* Task details: Rename "Multilayer Glass Fiber Filters" to "Multilayer Fiberglass Filters" throughout the records that follow, and reproduce them with everything else unchanged.

[Page element annotations]
━━━━━━
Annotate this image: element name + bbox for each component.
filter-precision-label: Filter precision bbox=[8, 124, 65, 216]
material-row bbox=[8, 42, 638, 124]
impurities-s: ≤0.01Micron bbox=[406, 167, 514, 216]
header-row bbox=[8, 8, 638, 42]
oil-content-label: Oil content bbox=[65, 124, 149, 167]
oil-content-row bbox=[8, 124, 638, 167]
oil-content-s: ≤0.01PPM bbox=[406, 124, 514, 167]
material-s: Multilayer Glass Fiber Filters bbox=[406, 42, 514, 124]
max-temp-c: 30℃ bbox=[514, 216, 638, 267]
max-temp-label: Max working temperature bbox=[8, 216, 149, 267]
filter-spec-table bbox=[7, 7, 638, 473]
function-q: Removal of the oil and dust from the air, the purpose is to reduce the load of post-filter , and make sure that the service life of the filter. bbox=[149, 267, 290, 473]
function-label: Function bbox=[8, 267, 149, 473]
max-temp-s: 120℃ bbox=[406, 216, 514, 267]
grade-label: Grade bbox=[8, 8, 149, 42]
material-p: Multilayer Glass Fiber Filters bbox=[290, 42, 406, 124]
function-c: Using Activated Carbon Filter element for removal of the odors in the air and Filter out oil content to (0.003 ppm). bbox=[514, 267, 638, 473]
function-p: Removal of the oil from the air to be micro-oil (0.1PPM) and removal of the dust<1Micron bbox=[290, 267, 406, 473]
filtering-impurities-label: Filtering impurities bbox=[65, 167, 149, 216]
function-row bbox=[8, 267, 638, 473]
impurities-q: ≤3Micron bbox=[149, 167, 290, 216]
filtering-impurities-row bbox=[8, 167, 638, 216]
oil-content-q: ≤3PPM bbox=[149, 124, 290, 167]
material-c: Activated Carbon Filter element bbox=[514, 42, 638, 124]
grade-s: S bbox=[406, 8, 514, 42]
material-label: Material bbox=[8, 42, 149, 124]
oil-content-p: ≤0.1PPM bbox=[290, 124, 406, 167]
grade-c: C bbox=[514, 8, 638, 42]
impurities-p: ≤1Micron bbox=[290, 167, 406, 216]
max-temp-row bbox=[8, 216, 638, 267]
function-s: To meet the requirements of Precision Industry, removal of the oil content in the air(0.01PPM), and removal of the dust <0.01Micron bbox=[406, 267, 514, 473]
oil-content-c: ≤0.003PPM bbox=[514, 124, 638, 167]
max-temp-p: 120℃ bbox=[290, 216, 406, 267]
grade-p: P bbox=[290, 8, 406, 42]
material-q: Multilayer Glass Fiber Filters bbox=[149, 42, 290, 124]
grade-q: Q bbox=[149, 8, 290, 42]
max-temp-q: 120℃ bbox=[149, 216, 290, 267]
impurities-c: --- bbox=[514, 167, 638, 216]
━━━━━━
* Exercise solution:
Annotate this image: element name + bbox for each component.
filter-precision-label: Filter precision bbox=[8, 124, 65, 216]
material-row bbox=[8, 42, 638, 124]
impurities-s: ≤0.01Micron bbox=[406, 167, 514, 216]
header-row bbox=[8, 8, 638, 42]
oil-content-label: Oil content bbox=[65, 124, 149, 167]
oil-content-row bbox=[8, 124, 638, 167]
oil-content-s: ≤0.01PPM bbox=[406, 124, 514, 167]
material-s: Multilayer Fiberglass Filters bbox=[406, 42, 514, 124]
max-temp-c: 30℃ bbox=[514, 216, 638, 267]
max-temp-label: Max working temperature bbox=[8, 216, 149, 267]
filter-spec-table bbox=[7, 7, 638, 473]
function-q: Removal of the oil and dust from the air, the purpose is to reduce the load of post-filter , and make sure that the service life of the filter. bbox=[149, 267, 290, 473]
function-label: Function bbox=[8, 267, 149, 473]
max-temp-s: 120℃ bbox=[406, 216, 514, 267]
grade-label: Grade bbox=[8, 8, 149, 42]
material-p: Multilayer Fiberglass Filters bbox=[290, 42, 406, 124]
function-c: Using Activated Carbon Filter element for removal of the odors in the air and Filter out oil content to (0.003 ppm). bbox=[514, 267, 638, 473]
function-p: Removal of the oil from the air to be micro-oil (0.1PPM) and removal of the dust<1Micron bbox=[290, 267, 406, 473]
filtering-impurities-label: Filtering impurities bbox=[65, 167, 149, 216]
function-row bbox=[8, 267, 638, 473]
impurities-q: ≤3Micron bbox=[149, 167, 290, 216]
filtering-impurities-row bbox=[8, 167, 638, 216]
oil-content-q: ≤3PPM bbox=[149, 124, 290, 167]
material-c: Activated Carbon Filter element bbox=[514, 42, 638, 124]
grade-s: S bbox=[406, 8, 514, 42]
material-label: Material bbox=[8, 42, 149, 124]
oil-content-p: ≤0.1PPM bbox=[290, 124, 406, 167]
grade-c: C bbox=[514, 8, 638, 42]
impurities-p: ≤1Micron bbox=[290, 167, 406, 216]
max-temp-row bbox=[8, 216, 638, 267]
function-s: To meet the requirements of Precision Industry, removal of the oil content in the air(0.01PPM), and removal of the dust <0.01Micron bbox=[406, 267, 514, 473]
oil-content-c: ≤0.003PPM bbox=[514, 124, 638, 167]
max-temp-p: 120℃ bbox=[290, 216, 406, 267]
grade-p: P bbox=[290, 8, 406, 42]
material-q: Multilayer Fiberglass Filters bbox=[149, 42, 290, 124]
grade-q: Q bbox=[149, 8, 290, 42]
max-temp-q: 120℃ bbox=[149, 216, 290, 267]
impurities-c: --- bbox=[514, 167, 638, 216]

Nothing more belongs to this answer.